* [Aim]:
Select every line holding the word "over" and copy it.

* [Given records]:
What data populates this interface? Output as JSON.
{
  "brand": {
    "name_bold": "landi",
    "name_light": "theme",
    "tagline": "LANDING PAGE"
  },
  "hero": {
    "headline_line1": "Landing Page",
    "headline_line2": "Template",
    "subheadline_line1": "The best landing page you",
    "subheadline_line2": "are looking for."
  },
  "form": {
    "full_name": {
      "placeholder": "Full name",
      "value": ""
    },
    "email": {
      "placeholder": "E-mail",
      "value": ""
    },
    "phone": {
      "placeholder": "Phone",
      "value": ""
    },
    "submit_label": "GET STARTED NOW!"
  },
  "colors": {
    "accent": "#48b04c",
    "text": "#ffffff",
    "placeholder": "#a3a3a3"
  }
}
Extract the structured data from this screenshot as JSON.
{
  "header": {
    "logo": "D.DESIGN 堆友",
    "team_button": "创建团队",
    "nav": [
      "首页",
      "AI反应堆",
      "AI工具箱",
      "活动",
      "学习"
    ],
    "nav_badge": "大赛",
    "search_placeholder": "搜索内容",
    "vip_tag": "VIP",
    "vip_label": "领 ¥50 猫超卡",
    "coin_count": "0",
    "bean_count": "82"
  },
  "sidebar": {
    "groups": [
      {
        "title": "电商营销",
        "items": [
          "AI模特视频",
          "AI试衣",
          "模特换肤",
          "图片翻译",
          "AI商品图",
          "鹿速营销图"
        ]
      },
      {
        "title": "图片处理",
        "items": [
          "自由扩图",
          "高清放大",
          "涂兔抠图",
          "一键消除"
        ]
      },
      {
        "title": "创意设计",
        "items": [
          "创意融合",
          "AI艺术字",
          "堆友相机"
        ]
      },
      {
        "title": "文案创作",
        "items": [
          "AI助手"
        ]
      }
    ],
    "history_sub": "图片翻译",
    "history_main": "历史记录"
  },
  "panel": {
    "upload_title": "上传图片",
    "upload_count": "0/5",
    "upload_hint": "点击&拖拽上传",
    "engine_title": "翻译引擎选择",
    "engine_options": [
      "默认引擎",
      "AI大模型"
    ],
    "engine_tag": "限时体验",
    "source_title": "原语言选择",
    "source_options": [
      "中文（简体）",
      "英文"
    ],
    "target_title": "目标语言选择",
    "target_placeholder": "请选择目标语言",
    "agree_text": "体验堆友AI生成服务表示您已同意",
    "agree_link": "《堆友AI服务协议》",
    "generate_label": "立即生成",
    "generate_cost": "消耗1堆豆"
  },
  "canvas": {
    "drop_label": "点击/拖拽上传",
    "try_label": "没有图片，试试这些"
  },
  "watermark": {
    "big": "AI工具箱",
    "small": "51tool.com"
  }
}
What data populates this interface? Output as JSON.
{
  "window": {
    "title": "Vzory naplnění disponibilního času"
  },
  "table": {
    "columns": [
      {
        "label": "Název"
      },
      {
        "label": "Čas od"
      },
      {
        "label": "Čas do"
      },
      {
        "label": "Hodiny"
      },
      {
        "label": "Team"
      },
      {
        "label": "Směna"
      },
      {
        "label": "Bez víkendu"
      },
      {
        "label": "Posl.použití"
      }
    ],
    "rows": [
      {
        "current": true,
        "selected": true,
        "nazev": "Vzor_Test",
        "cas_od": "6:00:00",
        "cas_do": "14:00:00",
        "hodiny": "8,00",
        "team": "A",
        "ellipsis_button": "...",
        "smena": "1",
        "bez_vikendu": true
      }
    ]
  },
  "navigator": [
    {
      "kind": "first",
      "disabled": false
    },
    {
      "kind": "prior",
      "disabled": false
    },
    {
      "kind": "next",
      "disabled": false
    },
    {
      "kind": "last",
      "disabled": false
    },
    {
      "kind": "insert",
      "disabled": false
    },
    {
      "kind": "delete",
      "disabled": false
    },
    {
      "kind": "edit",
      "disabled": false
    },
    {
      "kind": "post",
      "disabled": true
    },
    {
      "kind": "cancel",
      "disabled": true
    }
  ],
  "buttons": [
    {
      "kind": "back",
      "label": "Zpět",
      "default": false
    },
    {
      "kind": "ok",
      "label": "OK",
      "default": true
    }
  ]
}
==
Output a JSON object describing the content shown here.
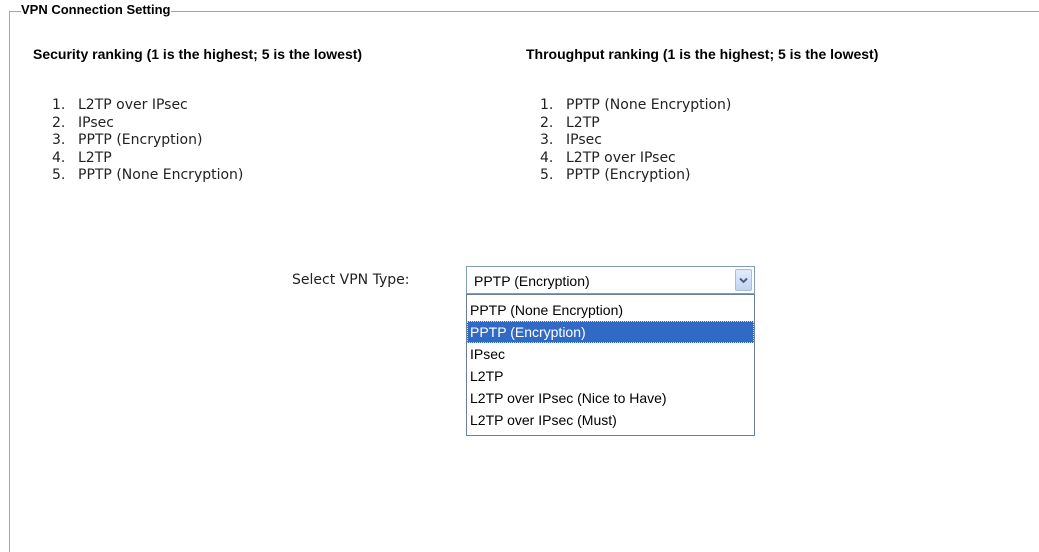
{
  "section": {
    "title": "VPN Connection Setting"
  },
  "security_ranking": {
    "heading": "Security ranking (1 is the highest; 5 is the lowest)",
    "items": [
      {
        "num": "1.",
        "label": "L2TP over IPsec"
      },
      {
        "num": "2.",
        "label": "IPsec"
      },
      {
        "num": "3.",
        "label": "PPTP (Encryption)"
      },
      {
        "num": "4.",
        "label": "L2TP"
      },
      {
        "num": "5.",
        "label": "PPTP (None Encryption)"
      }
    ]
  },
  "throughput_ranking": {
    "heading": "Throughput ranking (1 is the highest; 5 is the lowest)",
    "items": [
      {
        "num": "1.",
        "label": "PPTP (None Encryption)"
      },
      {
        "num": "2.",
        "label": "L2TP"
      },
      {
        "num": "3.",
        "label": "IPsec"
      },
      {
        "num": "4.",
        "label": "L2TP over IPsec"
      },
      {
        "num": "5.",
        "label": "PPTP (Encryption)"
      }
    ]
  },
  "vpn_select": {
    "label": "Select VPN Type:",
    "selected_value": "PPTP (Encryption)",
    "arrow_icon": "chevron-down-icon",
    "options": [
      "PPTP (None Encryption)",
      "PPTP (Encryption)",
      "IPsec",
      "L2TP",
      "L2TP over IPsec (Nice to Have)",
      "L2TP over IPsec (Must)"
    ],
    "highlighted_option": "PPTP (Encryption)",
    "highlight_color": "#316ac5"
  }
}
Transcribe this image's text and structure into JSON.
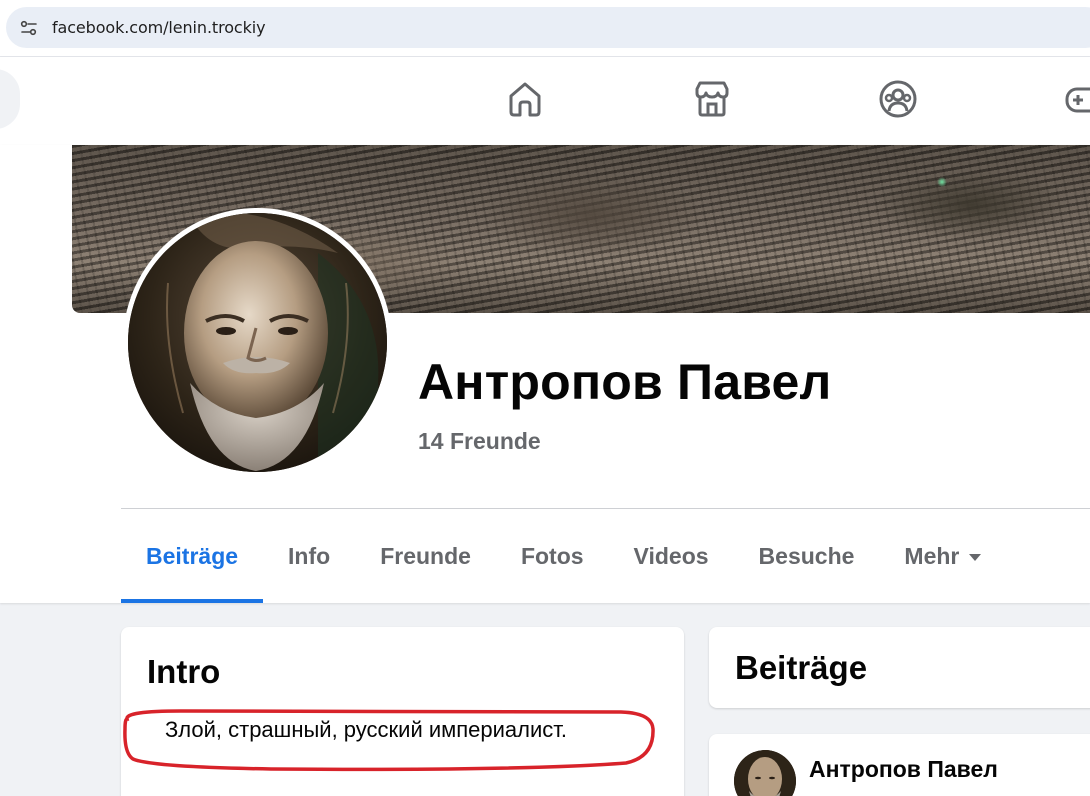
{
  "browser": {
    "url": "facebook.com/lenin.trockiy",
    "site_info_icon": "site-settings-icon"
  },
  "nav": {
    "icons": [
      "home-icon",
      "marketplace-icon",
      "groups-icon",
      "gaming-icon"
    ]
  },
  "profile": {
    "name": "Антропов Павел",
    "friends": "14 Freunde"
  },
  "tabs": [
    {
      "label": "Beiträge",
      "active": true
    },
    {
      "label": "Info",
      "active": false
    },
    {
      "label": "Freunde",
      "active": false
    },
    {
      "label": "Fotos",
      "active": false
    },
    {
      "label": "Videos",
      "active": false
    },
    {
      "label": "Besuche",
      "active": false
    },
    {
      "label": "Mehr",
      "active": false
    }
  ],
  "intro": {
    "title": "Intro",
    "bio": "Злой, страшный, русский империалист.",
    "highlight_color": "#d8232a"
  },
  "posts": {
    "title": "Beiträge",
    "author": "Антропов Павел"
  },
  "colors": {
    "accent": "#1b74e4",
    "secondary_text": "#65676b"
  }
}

* [Correct response]:
        "label": "L2TP over IPsec"
        "label": "L2TP over IPsec"
      "L2TP over IPsec (Nice to Have)",
      "L2TP over IPsec (Must)"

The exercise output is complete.